(Dataset entries)
☆ ☆ ☆

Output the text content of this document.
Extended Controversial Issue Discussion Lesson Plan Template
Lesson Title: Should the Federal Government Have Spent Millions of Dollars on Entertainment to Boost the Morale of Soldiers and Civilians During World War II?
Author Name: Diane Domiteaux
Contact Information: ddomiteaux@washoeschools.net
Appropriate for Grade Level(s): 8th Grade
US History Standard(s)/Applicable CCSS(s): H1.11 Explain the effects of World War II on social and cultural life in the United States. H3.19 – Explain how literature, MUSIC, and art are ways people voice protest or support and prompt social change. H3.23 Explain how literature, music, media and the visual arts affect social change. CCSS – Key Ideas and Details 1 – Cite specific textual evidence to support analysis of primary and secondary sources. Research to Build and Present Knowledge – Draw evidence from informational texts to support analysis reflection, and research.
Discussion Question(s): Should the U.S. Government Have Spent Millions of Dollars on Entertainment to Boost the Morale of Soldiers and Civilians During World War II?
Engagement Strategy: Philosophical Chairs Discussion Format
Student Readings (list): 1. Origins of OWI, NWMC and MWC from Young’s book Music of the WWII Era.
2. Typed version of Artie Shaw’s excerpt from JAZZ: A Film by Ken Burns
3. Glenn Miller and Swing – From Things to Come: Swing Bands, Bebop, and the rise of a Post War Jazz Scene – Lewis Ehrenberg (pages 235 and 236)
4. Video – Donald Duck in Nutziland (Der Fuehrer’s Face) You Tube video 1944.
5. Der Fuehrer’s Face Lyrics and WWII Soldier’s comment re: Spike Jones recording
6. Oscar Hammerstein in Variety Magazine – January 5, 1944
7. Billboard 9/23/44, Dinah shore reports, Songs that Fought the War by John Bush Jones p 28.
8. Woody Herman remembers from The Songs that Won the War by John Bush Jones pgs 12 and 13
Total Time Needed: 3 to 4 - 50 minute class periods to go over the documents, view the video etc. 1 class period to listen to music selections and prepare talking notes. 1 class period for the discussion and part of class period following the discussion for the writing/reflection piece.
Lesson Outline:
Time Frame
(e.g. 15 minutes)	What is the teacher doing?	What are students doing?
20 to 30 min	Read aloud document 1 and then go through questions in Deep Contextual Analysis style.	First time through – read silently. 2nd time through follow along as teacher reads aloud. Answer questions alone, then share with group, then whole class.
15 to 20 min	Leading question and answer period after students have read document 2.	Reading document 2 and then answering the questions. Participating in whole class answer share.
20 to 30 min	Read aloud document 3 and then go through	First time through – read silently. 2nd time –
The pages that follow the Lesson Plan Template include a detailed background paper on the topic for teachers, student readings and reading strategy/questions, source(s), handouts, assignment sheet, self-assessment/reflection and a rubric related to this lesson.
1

☆ ☆ ☆

(Objective) Return all of the data precisely as it appears.

(Written answer)
Output the text content of this document.
Extended Controversial Issue Discussion Lesson Plan Template
Lesson Title: Should the Federal Government Have Spent Millions of Dollars on Entertainment to Boost the Morale of Soldiers and Civilians During World War II?
Author Name: Diane Domiteaux
Contact Information: ddomiteaux@washoeschools.net
Appropriate for Grade Level(s): 8th Grade
US History Standard(s)/Applicable CCSS(s): H1.11 Explain the effects of World War II on social and cultural life in the United States. H3.19 – Explain how literature, MUSIC, and art are ways people voice protest or support and prompt social change. H3.23 Explain how literature, music, media and the visual arts affect social change. CCSS – Key Ideas and Details 1 – Cite specific textual evidence to support analysis of primary and secondary sources. Research to Build and Present Knowledge – Draw evidence from informational texts to support analysis reflection, and research.
Discussion Question(s): Should the U.S. Government Have Spent Millions of Dollars on Entertainment to Boost the Morale of Soldiers and Civilians During World War II?
Engagement Strategy: Philosophical Chairs Discussion Format
Student Readings (list): 1. Origins of OWI, NWMC and MWC from Young’s book Music of the WWII Era.
2. Typed version of Artie Shaw’s excerpt from JAZZ: A Film by Ken Burns
3. Glenn Miller and Swing – From Things to Come: Swing Bands, Bebop, and the rise of a Post War Jazz Scene – Lewis Ehrenberg (pages 235 and 236)
4. Video – Donald Duck in Nutziland (Der Fuehrer’s Face) You Tube video 1944.
5. Der Fuehrer’s Face Lyrics and WWII Soldier’s comment re: Spike Jones recording
6. Oscar Hammerstein in Variety Magazine – January 5, 1944
7. Billboard 9/23/44, Dinah shore reports, Songs that Fought the War by John Bush Jones p 28.
8. Woody Herman remembers from The Songs that Won the War by John Bush Jones pgs 12 and 13
Total Time Needed: 3 to 4 - 50 minute class periods to go over the documents, view the video etc. 1 class period to listen to music selections and prepare talking notes. 1 class period for the discussion and part of class period following the discussion for the writing/reflection piece.
Lesson Outline:
Time Frame
(e.g. 15 minutes)	What is the teacher doing?	What are students doing?
20 to 30 min	Read aloud document 1 and then go through questions in Deep Contextual Analysis style.	First time through – read silently. 2nd time through follow along as teacher reads aloud. Answer questions alone, then share with group, then whole class.
15 to 20 min	Leading question and answer period after students have read document 2.	Reading document 2 and then answering the questions. Participating in whole class answer share.
20 to 30 min	Read aloud document 3 and then go through	First time through – read silently. 2nd time –
The pages that follow the Lesson Plan Template include a detailed background paper on the topic for teachers, student readings and reading strategy/questions, source(s), handouts, assignment sheet, self-assessment/reflection and a rubric related to this lesson.
1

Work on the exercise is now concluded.